▶ _Task_
Format the records from their first line through the line containing "In FIG. 1, the sight hole 23", both included, as a Markdown table with the columns No. and Line, one row per line and blank lines left out.

Data records
━━━━━━━━━━━━━━━━

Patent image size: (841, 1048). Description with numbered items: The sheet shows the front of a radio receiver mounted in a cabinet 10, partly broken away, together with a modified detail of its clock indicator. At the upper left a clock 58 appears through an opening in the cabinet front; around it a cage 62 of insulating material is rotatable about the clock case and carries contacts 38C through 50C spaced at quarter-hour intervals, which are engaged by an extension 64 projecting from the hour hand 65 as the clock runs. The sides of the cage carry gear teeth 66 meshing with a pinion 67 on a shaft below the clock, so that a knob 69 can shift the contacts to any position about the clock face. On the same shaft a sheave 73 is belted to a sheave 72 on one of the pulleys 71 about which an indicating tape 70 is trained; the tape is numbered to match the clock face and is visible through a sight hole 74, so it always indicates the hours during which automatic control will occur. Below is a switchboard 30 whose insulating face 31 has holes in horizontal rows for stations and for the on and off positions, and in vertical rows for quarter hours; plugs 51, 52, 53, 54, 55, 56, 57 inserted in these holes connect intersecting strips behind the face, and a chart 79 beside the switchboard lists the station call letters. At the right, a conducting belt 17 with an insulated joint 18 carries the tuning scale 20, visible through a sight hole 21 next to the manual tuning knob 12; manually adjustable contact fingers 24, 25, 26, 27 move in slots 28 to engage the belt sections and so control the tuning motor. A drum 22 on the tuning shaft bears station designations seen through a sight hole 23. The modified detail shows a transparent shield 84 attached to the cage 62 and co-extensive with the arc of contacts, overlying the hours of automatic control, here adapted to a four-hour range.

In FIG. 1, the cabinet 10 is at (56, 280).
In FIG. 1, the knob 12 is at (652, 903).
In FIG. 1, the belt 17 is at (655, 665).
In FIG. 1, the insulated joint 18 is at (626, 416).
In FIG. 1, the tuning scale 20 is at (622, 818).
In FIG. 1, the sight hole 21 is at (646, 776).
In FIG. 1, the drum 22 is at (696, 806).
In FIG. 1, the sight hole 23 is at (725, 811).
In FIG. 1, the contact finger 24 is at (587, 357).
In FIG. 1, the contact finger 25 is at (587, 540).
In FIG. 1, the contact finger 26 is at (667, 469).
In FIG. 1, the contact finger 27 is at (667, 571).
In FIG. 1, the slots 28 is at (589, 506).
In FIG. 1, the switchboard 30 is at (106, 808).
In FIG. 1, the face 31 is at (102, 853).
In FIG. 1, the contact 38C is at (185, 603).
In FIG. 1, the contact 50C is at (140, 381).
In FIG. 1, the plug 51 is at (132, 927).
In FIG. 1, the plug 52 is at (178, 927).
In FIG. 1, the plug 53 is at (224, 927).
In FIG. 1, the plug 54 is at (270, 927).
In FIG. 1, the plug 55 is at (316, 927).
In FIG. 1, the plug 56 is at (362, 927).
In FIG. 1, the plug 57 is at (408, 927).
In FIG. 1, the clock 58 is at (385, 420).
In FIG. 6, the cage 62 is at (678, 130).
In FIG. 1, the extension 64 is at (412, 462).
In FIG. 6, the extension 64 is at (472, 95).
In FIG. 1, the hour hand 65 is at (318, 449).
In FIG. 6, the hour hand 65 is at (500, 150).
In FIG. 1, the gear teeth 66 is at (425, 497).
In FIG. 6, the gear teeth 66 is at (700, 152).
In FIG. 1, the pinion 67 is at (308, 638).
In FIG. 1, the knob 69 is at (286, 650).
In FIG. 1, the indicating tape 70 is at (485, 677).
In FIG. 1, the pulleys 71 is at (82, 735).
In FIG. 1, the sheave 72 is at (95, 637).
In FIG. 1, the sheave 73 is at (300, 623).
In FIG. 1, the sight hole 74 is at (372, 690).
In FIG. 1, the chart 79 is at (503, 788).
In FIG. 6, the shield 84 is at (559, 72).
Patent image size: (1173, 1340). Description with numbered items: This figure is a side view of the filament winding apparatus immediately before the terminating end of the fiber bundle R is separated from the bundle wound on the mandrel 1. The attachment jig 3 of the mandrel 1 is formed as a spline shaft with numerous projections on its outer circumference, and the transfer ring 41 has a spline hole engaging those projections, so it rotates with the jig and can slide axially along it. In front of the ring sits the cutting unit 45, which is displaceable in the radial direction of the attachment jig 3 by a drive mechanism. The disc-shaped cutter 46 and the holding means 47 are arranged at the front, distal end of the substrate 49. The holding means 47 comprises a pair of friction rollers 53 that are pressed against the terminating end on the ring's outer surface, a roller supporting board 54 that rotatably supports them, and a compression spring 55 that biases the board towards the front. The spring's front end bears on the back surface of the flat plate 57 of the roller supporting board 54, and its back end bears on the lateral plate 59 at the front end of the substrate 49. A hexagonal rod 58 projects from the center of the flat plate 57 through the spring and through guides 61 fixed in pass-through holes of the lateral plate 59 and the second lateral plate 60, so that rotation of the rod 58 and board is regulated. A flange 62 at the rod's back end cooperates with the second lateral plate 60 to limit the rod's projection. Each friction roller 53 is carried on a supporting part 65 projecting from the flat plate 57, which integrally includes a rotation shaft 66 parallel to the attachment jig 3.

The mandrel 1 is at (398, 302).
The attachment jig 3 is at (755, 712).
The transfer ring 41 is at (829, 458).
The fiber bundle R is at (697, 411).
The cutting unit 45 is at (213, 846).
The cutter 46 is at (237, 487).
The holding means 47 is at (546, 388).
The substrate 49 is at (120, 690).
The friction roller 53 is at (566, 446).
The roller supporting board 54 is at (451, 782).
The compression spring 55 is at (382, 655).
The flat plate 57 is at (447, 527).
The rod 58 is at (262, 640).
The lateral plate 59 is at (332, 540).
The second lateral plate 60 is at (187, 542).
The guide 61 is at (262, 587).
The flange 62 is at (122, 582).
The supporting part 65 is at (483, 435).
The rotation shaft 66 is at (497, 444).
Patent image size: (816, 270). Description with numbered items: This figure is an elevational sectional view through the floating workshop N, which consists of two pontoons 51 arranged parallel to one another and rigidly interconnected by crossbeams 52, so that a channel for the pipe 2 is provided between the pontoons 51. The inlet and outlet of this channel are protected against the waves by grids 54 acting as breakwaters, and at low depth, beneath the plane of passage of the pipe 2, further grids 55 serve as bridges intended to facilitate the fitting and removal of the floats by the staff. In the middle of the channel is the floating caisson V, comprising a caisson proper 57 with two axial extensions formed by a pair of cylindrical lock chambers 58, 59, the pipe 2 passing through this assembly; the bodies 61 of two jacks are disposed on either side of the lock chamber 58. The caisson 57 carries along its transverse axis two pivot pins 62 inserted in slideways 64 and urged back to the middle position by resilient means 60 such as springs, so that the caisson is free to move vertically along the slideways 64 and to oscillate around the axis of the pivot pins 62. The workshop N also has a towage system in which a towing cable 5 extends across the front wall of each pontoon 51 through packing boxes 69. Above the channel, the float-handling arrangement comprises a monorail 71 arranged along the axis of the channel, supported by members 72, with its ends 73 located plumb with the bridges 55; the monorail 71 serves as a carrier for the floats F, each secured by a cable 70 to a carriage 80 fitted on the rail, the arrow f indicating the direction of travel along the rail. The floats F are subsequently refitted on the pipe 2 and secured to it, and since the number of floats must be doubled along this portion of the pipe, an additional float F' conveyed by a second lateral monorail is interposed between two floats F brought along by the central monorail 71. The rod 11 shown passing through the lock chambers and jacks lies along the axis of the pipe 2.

━━━━━━━━━━━━━━━━

▶ _Exercise answer_
| No. | Line |
|---|---|
| 1 | Patent image size: (841, 1048). Description with numbered items: The sheet shows the front of a radio receiver mounted in a cabinet 10, partly broken away, together with a modified detail of its clock indicator. At the upper left a clock 58 appears through an opening in the cabinet front; around it a cage 62 of insulating material is rotatable about the clock case and carries contacts 38C through 50C spaced at quarter-hour intervals, which are engaged by an extension 64 projecting from the hour hand 65 as the clock runs. The sides of the cage carry gear teeth 66 meshing with a pinion 67 on a shaft below the clock, so that a knob 69 can shift the contacts to any position about the clock face. On the same shaft a sheave 73 is belted to a sheave 72 on one of the pulleys 71 about which an indicating tape 70 is trained; the tape is numbered to match the clock face and is visible through a sight hole 74, so it always indicates the hours during which automatic control will occur. Below is a switchboard 30 whose insulating face 31 has holes in horizontal rows for stations and for the on and off positions, and in vertical rows for quarter hours; plugs 51, 52, 53, 54, 55, 56, 57 inserted in these holes connect intersecting strips behind the face, and a chart 79 beside the switchboard lists the station call letters. At the right, a conducting belt 17 with an insulated joint 18 carries the tuning scale 20, visible through a sight hole 21 next to the manual tuning knob 12; manually adjustable contact fingers 24, 25, 26, 27 move in slots 28 to engage the belt sections and so control the tuning motor. A drum 22 on the tuning shaft bears station designations seen through a sight hole 23. The modified detail shows a transparent shield 84 attached to the cage 62 and co-extensive with the arc of contacts, overlying the hours of automatic control, here adapted to a four-hour range. |
| 2 | In FIG. 1, the cabinet 10 is at (56, 280). |
| 3 | In FIG. 1, the knob 12 is at (652, 903). |
| 4 | In FIG. 1, the belt 17 is at (655, 665). |
| 5 | In FIG. 1, the insulated joint 18 is at (626, 416). |
| 6 | In FIG. 1, the tuning scale 20 is at (622, 818). |
| 7 | In FIG. 1, the sight hole 21 is at (646, 776). |
| 8 | In FIG. 1, the drum 22 is at (696, 806). |
| 9 | In FIG. 1, the sight hole 23 is at (725, 811). |